YOUR GOAL: Reproduce every record exactly as it appears, but not the pictures.

start DATA PROVIDED

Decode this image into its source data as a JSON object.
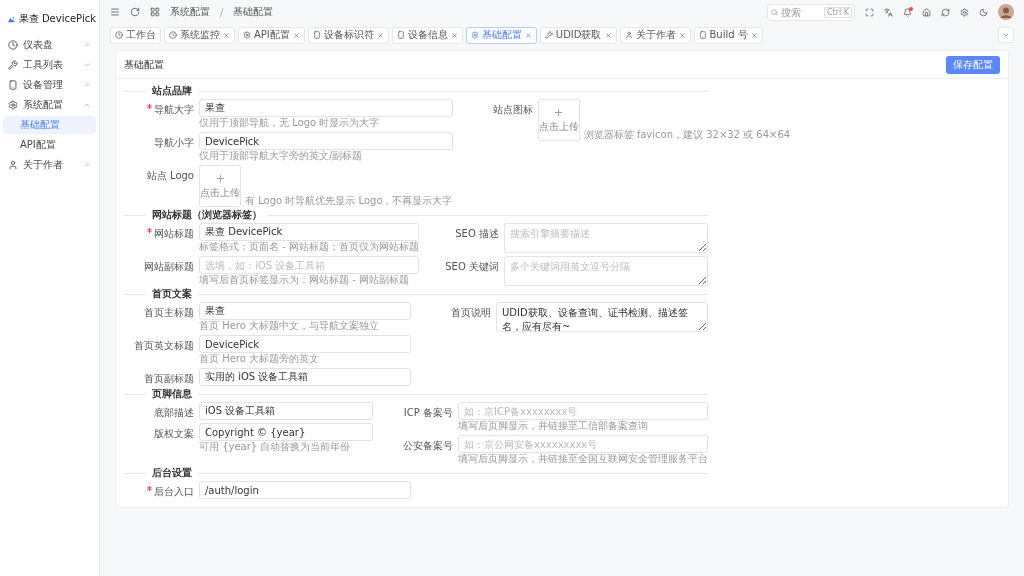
{
  "brand": {
    "name": "果查 DevicePick"
  },
  "sidebar": {
    "items": [
      {
        "kind": "dashboard",
        "label": "仪表盘",
        "expanded": false
      },
      {
        "kind": "tools",
        "label": "工具列表",
        "expanded": false
      },
      {
        "kind": "device",
        "label": "设备管理",
        "expanded": false
      },
      {
        "kind": "settings",
        "label": "系统配置",
        "expanded": true,
        "children": [
          {
            "label": "基础配置",
            "selected": true
          },
          {
            "label": "API配置",
            "selected": false
          }
        ]
      },
      {
        "kind": "user",
        "label": "关于作者",
        "expanded": false
      }
    ]
  },
  "topbar": {
    "breadcrumbs": [
      "系统配置",
      "基础配置"
    ],
    "breadcrumb_separator": "/",
    "search": {
      "placeholder": "搜索",
      "shortcut": "Ctrl K"
    },
    "notifications_unread": true
  },
  "tabs": [
    {
      "kind": "dashboard",
      "label": "工作台",
      "closable": false,
      "selected": false
    },
    {
      "kind": "dashboard",
      "label": "系统监控",
      "closable": true,
      "selected": false
    },
    {
      "kind": "settings",
      "label": "API配置",
      "closable": true,
      "selected": false
    },
    {
      "kind": "device",
      "label": "设备标识符",
      "closable": true,
      "selected": false
    },
    {
      "kind": "device",
      "label": "设备信息",
      "closable": true,
      "selected": false
    },
    {
      "kind": "settings",
      "label": "基础配置",
      "closable": true,
      "selected": true
    },
    {
      "kind": "tools",
      "label": "UDID获取",
      "closable": true,
      "selected": false
    },
    {
      "kind": "user",
      "label": "关于作者",
      "closable": true,
      "selected": false
    },
    {
      "kind": "device",
      "label": "Build 号",
      "closable": true,
      "selected": false
    }
  ],
  "card": {
    "title": "基础配置",
    "save_button": "保存配置"
  },
  "sections": [
    {
      "title": "站点品牌",
      "left": [
        {
          "kind": "input",
          "label": "导航大字",
          "required": true,
          "value": "果查",
          "hint": "仅用于顶部导航，无 Logo 时显示为大字"
        },
        {
          "kind": "input",
          "label": "导航小字",
          "required": false,
          "value": "DevicePick",
          "hint": "仅用于顶部导航大字旁的英文/副标题"
        },
        {
          "kind": "upload",
          "label": "站点 Logo",
          "required": false,
          "button_text": "点击上传",
          "hint": "有 Logo 时导航优先显示 Logo，不再显示大字"
        }
      ],
      "right": [
        {
          "kind": "upload",
          "label": "站点图标",
          "required": false,
          "button_text": "点击上传",
          "hint": "浏览器标签 favicon，建议 32×32 或 64×64"
        }
      ]
    },
    {
      "title": "网站标题（浏览器标签）",
      "left": [
        {
          "kind": "input",
          "label": "网站标题",
          "required": true,
          "value": "果查 DevicePick",
          "hint": "标签格式：页面名 - 网站标题；首页仅为网站标题"
        },
        {
          "kind": "input",
          "label": "网站副标题",
          "required": false,
          "placeholder": "选填，如：iOS 设备工具箱",
          "hint": "填写后首页标签显示为：网站标题 - 网站副标题"
        }
      ],
      "right": [
        {
          "kind": "textarea",
          "label": "SEO 描述",
          "required": false,
          "placeholder": "搜索引擎摘要描述"
        },
        {
          "kind": "textarea",
          "label": "SEO 关键词",
          "required": false,
          "placeholder": "多个关键词用英文逗号分隔"
        }
      ]
    },
    {
      "title": "首页文案",
      "left": [
        {
          "kind": "input",
          "label": "首页主标题",
          "required": false,
          "value": "果查",
          "hint": "首页 Hero 大标题中文，与导航文案独立"
        },
        {
          "kind": "input",
          "label": "首页英文标题",
          "required": false,
          "value": "DevicePick",
          "hint": "首页 Hero 大标题旁的英文"
        },
        {
          "kind": "input",
          "label": "首页副标题",
          "required": false,
          "value": "实用的 iOS 设备工具箱"
        }
      ],
      "right": [
        {
          "kind": "textarea",
          "label": "首页说明",
          "required": false,
          "value": "UDID获取、设备查询、证书检测、描述签名，应有尽有~"
        }
      ]
    },
    {
      "title": "页脚信息",
      "left": [
        {
          "kind": "input",
          "label": "底部描述",
          "required": false,
          "value": "iOS 设备工具箱"
        },
        {
          "kind": "input",
          "label": "版权文案",
          "required": false,
          "value": "Copyright © {year}",
          "hint": "可用 {year} 自动替换为当前年份"
        }
      ],
      "right": [
        {
          "kind": "input",
          "label": "ICP 备案号",
          "required": false,
          "placeholder": "如：京ICP备xxxxxxxx号",
          "hint": "填写后页脚显示，并链接至工信部备案查询"
        },
        {
          "kind": "input",
          "label": "公安备案号",
          "required": false,
          "placeholder": "如：京公网安备xxxxxxxxx号",
          "hint": "填写后页脚显示，并链接至全国互联网安全管理服务平台"
        }
      ]
    },
    {
      "title": "后台设置",
      "left": [
        {
          "kind": "input",
          "label": "后台入口",
          "required": true,
          "value": "/auth/login"
        }
      ]
    }
  ]
}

end DATA PROVIDED

ANSWER:
Decode this image into its source data as a JSON object.
{
  "brand": {
    "name": "果查 DevicePick"
  },
  "sidebar": {
    "items": [
      {
        "kind": "dashboard",
        "label": "仪表盘",
        "expanded": false
      },
      {
        "kind": "tools",
        "label": "工具列表",
        "expanded": false
      },
      {
        "kind": "device",
        "label": "设备管理",
        "expanded": false
      },
      {
        "kind": "settings",
        "label": "系统配置",
        "expanded": true,
        "children": [
          {
            "label": "基础配置",
            "selected": true
          },
          {
            "label": "API配置",
            "selected": false
          }
        ]
      },
      {
        "kind": "user",
        "label": "关于作者",
        "expanded": false
      }
    ]
  },
  "topbar": {
    "breadcrumbs": [
      "系统配置",
      "基础配置"
    ],
    "breadcrumb_separator": "/",
    "search": {
      "placeholder": "搜索",
      "shortcut": "Ctrl K"
    },
    "notifications_unread": true
  },
  "tabs": [
    {
      "kind": "dashboard",
      "label": "工作台",
      "closable": false,
      "selected": false
    },
    {
      "kind": "dashboard",
      "label": "系统监控",
      "closable": true,
      "selected": false
    },
    {
      "kind": "settings",
      "label": "API配置",
      "closable": true,
      "selected": false
    },
    {
      "kind": "device",
      "label": "设备标识符",
      "closable": true,
      "selected": false
    },
    {
      "kind": "device",
      "label": "设备信息",
      "closable": true,
      "selected": false
    },
    {
      "kind": "settings",
      "label": "基础配置",
      "closable": true,
      "selected": true
    },
    {
      "kind": "tools",
      "label": "UDID获取",
      "closable": true,
      "selected": false
    },
    {
      "kind": "user",
      "label": "关于作者",
      "closable": true,
      "selected": false
    },
    {
      "kind": "device",
      "label": "Build 号",
      "closable": true,
      "selected": false
    }
  ],
  "card": {
    "title": "基础配置",
    "save_button": "保存配置"
  },
  "sections": [
    {
      "title": "站点品牌",
      "left": [
        {
          "kind": "input",
          "label": "导航大字",
          "required": true,
          "value": "果查",
          "hint": "仅用于顶部导航，无 Logo 时显示为大字"
        },
        {
          "kind": "input",
          "label": "导航小字",
          "required": false,
          "value": "DevicePick",
          "hint": "仅用于顶部导航大字旁的英文/副标题"
        },
        {
          "kind": "upload",
          "label": "站点 Logo",
          "required": false,
          "button_text": "点击上传",
          "hint": "有 Logo 时导航优先显示 Logo，不再显示大字"
        }
      ],
      "right": [
        {
          "kind": "upload",
          "label": "站点图标",
          "required": false,
          "button_text": "点击上传",
          "hint": "浏览器标签 favicon，建议 32×32 或 64×64"
        }
      ]
    },
    {
      "title": "网站标题（浏览器标签）",
      "left": [
        {
          "kind": "input",
          "label": "网站标题",
          "required": true,
          "value": "果查 DevicePick",
          "hint": "标签格式：页面名 - 网站标题；首页仅为网站标题"
        },
        {
          "kind": "input",
          "label": "网站副标题",
          "required": false,
          "placeholder": "选填，如：iOS 设备工具箱",
          "hint": "填写后首页标签显示为：网站标题 - 网站副标题"
        }
      ],
      "right": [
        {
          "kind": "textarea",
          "label": "SEO 描述",
          "required": false,
          "placeholder": "搜索引擎摘要描述"
        },
        {
          "kind": "textarea",
          "label": "SEO 关键词",
          "required": false,
          "placeholder": "多个关键词用英文逗号分隔"
        }
      ]
    },
    {
      "title": "首页文案",
      "left": [
        {
          "kind": "input",
          "label": "首页主标题",
          "required": false,
          "value": "果查",
          "hint": "首页 Hero 大标题中文，与导航文案独立"
        },
        {
          "kind": "input",
          "label": "首页英文标题",
          "required": false,
          "value": "DevicePick",
          "hint": "首页 Hero 大标题旁的英文"
        },
        {
          "kind": "input",
          "label": "首页副标题",
          "required": false,
          "value": "实用的 iOS 设备工具箱"
        }
      ],
      "right": [
        {
          "kind": "textarea",
          "label": "首页说明",
          "required": false,
          "value": "UDID获取、设备查询、证书检测、描述签名，应有尽有~"
        }
      ]
    },
    {
      "title": "页脚信息",
      "left": [
        {
          "kind": "input",
          "label": "底部描述",
          "required": false,
          "value": "iOS 设备工具箱"
        },
        {
          "kind": "input",
          "label": "版权文案",
          "required": false,
          "value": "Copyright © {year}",
          "hint": "可用 {year} 自动替换为当前年份"
        }
      ],
      "right": [
        {
          "kind": "input",
          "label": "ICP 备案号",
          "required": false,
          "placeholder": "如：京ICP备xxxxxxxx号",
          "hint": "填写后页脚显示，并链接至工信部备案查询"
        },
        {
          "kind": "input",
          "label": "公安备案号",
          "required": false,
          "placeholder": "如：京公网安备xxxxxxxxx号",
          "hint": "填写后页脚显示，并链接至全国互联网安全管理服务平台"
        }
      ]
    },
    {
      "title": "后台设置",
      "left": [
        {
          "kind": "input",
          "label": "后台入口",
          "required": true,
          "value": "/auth/login"
        }
      ]
    }
  ]
}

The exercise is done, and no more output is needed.